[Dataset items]
--------------------------------------------------

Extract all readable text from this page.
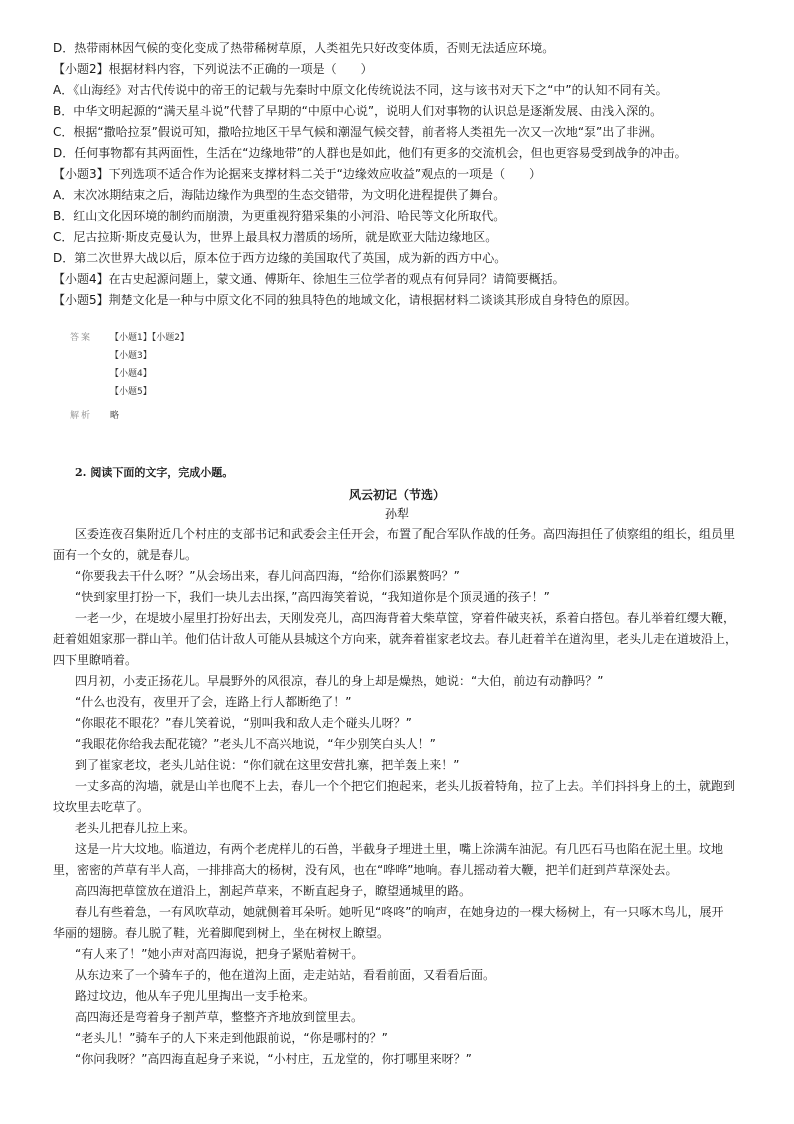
D．热带雨林因气候的变化变成了热带稀树草原，人类祖先只好改变体质，否则无法适应环境。
【小题2】根据材料内容，下列说法不正确的一项是（　　）
A．《山海经》对古代传说中的帝王的记载与先秦时中原文化传统说法不同，这与该书对天下之“中”的认知不同有关。
B．中华文明起源的“满天星斗说”代替了早期的“中原中心说”，说明人们对事物的认识总是逐渐发展、由浅入深的。
C．根据“撒哈拉泵”假说可知，撒哈拉地区干旱气候和潮湿气候交替，前者将人类祖先一次又一次地“泵”出了非洲。
D．任何事物都有其两面性，生活在“边缘地带”的人群也是如此，他们有更多的交流机会，但也更容易受到战争的冲击。
【小题3】下列选项不适合作为论据来支撑材料二关于“边缘效应收益”观点的一项是（　　）
A．末次冰期结束之后，海陆边缘作为典型的生态交错带，为文明化进程提供了舞台。
B．红山文化因环境的制约而崩溃，为更重视狩猎采集的小河沿、哈民等文化所取代。
C．尼古拉斯·斯皮克曼认为，世界上最具权力潜质的场所，就是欧亚大陆边缘地区。
D．第二次世界大战以后，原本位于西方边缘的美国取代了英国，成为新的西方中心。
【小题4】在古史起源问题上，蒙文通、傅斯年、徐旭生三位学者的观点有何异同？请简要概括。
【小题5】荆楚文化是一种与中原文化不同的独具特色的地域文化，请根据材料二谈谈其形成自身特色的原因。
答案 【小题1】【小题2】
【小题3】
【小题4】
【小题5】
解析 略
2. 阅读下面的文字，完成小题。
风云初记（节选）
孙犁
区委连夜召集附近几个村庄的支部书记和武委会主任开会，布置了配合军队作战的任务。高四海担任了侦察组的组长，组员里
面有一个女的，就是春儿。
“你要我去干什么呀？”从会场出来，春儿问高四海，“给你们添累赘吗？”
“快到家里打扮一下，我们一块儿去出探，”高四海笑着说，“我知道你是个顶灵通的孩子！”
一老一少，在堤坡小屋里打扮好出去，天刚发亮儿，高四海背着大柴草筐，穿着件破夹袄，系着白搭包。春儿举着红缨大鞭，
赶着姐姐家那一群山羊。他们估计敌人可能从县城这个方向来，就奔着崔家老坟去。春儿赶着羊在道沟里，老头儿走在道坡沿上，
四下里瞭哨着。
四月初，小麦正扬花儿。早晨野外的风很凉，春儿的身上却是燥热，她说：“大伯，前边有动静吗？”
“什么也没有，夜里开了会，连路上行人都断绝了！”
“你眼花不眼花？”春儿笑着说，“别叫我和敌人走个碰头儿呀？”
“我眼花你给我去配花镜？”老头儿不高兴地说，“年少别笑白头人！”
到了崔家老坟，老头儿站住说：“你们就在这里安营扎寨，把羊轰上来！”
一丈多高的沟墙，就是山羊也爬不上去，春儿一个个把它们抱起来，老头儿扳着特角，拉了上去。羊们抖抖身上的土，就跑到
坟坎里去吃草了。
老头儿把春儿拉上来。
这是一片大坟地。临道边，有两个老虎样儿的石兽，半截身子埋进土里，嘴上涂满车油泥。有几匹石马也陷在泥土里。坟地
里，密密的芦草有半人高，一排排高大的杨树，没有风，也在“哗哗”地响。春儿摇动着大鞭，把羊们赶到芦草深处去。
高四海把草筐放在道沿上，割起芦草来，不断直起身子，瞭望通城里的路。
春儿有些着急，一有风吹草动，她就侧着耳朵听。她听见“咚咚”的响声，在她身边的一棵大杨树上，有一只啄木鸟儿，展开
华丽的翅膀。春儿脱了鞋，光着脚爬到树上，坐在树杈上瞭望。
“有人来了！”她小声对高四海说，把身子紧贴着树干。
从东边来了一个骑车子的，他在道沟上面，走走站站，看看前面，又看看后面。
路过坟边，他从车子兜儿里掏出一支手枪来。
高四海还是弯着身子割芦草，整整齐齐地放到筐里去。
“老头儿！”骑车子的人下来走到他跟前说，“你是哪村的？”
“你问我呀？”高四海直起身子来说，“小村庄，五龙堂的，你打哪里来呀？”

--------------------------------------------------

Required work:
Output the records above exactly as they are, leaving out the pictures.

Reply to the exercise:
Extract all readable text from this page.
D．热带雨林因气候的变化变成了热带稀树草原，人类祖先只好改变体质，否则无法适应环境。
【小题2】根据材料内容，下列说法不正确的一项是（　　）
A．《山海经》对古代传说中的帝王的记载与先秦时中原文化传统说法不同，这与该书对天下之“中”的认知不同有关。
B．中华文明起源的“满天星斗说”代替了早期的“中原中心说”，说明人们对事物的认识总是逐渐发展、由浅入深的。
C．根据“撒哈拉泵”假说可知，撒哈拉地区干旱气候和潮湿气候交替，前者将人类祖先一次又一次地“泵”出了非洲。
D．任何事物都有其两面性，生活在“边缘地带”的人群也是如此，他们有更多的交流机会，但也更容易受到战争的冲击。
【小题3】下列选项不适合作为论据来支撑材料二关于“边缘效应收益”观点的一项是（　　）
A．末次冰期结束之后，海陆边缘作为典型的生态交错带，为文明化进程提供了舞台。
B．红山文化因环境的制约而崩溃，为更重视狩猎采集的小河沿、哈民等文化所取代。
C．尼古拉斯·斯皮克曼认为，世界上最具权力潜质的场所，就是欧亚大陆边缘地区。
D．第二次世界大战以后，原本位于西方边缘的美国取代了英国，成为新的西方中心。
【小题4】在古史起源问题上，蒙文通、傅斯年、徐旭生三位学者的观点有何异同？请简要概括。
【小题5】荆楚文化是一种与中原文化不同的独具特色的地域文化，请根据材料二谈谈其形成自身特色的原因。
答案 【小题1】【小题2】
【小题3】
【小题4】
【小题5】
解析 略
2. 阅读下面的文字，完成小题。
风云初记（节选）
孙犁
区委连夜召集附近几个村庄的支部书记和武委会主任开会，布置了配合军队作战的任务。高四海担任了侦察组的组长，组员里
面有一个女的，就是春儿。
“你要我去干什么呀？”从会场出来，春儿问高四海，“给你们添累赘吗？”
“快到家里打扮一下，我们一块儿去出探，”高四海笑着说，“我知道你是个顶灵通的孩子！”
一老一少，在堤坡小屋里打扮好出去，天刚发亮儿，高四海背着大柴草筐，穿着件破夹袄，系着白搭包。春儿举着红缨大鞭，
赶着姐姐家那一群山羊。他们估计敌人可能从县城这个方向来，就奔着崔家老坟去。春儿赶着羊在道沟里，老头儿走在道坡沿上，
四下里瞭哨着。
四月初，小麦正扬花儿。早晨野外的风很凉，春儿的身上却是燥热，她说：“大伯，前边有动静吗？”
“什么也没有，夜里开了会，连路上行人都断绝了！”
“你眼花不眼花？”春儿笑着说，“别叫我和敌人走个碰头儿呀？”
“我眼花你给我去配花镜？”老头儿不高兴地说，“年少别笑白头人！”
到了崔家老坟，老头儿站住说：“你们就在这里安营扎寨，把羊轰上来！”
一丈多高的沟墙，就是山羊也爬不上去，春儿一个个把它们抱起来，老头儿扳着特角，拉了上去。羊们抖抖身上的土，就跑到
坟坎里去吃草了。
老头儿把春儿拉上来。
这是一片大坟地。临道边，有两个老虎样儿的石兽，半截身子埋进土里，嘴上涂满车油泥。有几匹石马也陷在泥土里。坟地
里，密密的芦草有半人高，一排排高大的杨树，没有风，也在“哗哗”地响。春儿摇动着大鞭，把羊们赶到芦草深处去。
高四海把草筐放在道沿上，割起芦草来，不断直起身子，瞭望通城里的路。
春儿有些着急，一有风吹草动，她就侧着耳朵听。她听见“咚咚”的响声，在她身边的一棵大杨树上，有一只啄木鸟儿，展开
华丽的翅膀。春儿脱了鞋，光着脚爬到树上，坐在树杈上瞭望。
“有人来了！”她小声对高四海说，把身子紧贴着树干。
从东边来了一个骑车子的，他在道沟上面，走走站站，看看前面，又看看后面。
路过坟边，他从车子兜儿里掏出一支手枪来。
高四海还是弯着身子割芦草，整整齐齐地放到筐里去。
“老头儿！”骑车子的人下来走到他跟前说，“你是哪村的？”
“你问我呀？”高四海直起身子来说，“小村庄，五龙堂的，你打哪里来呀？”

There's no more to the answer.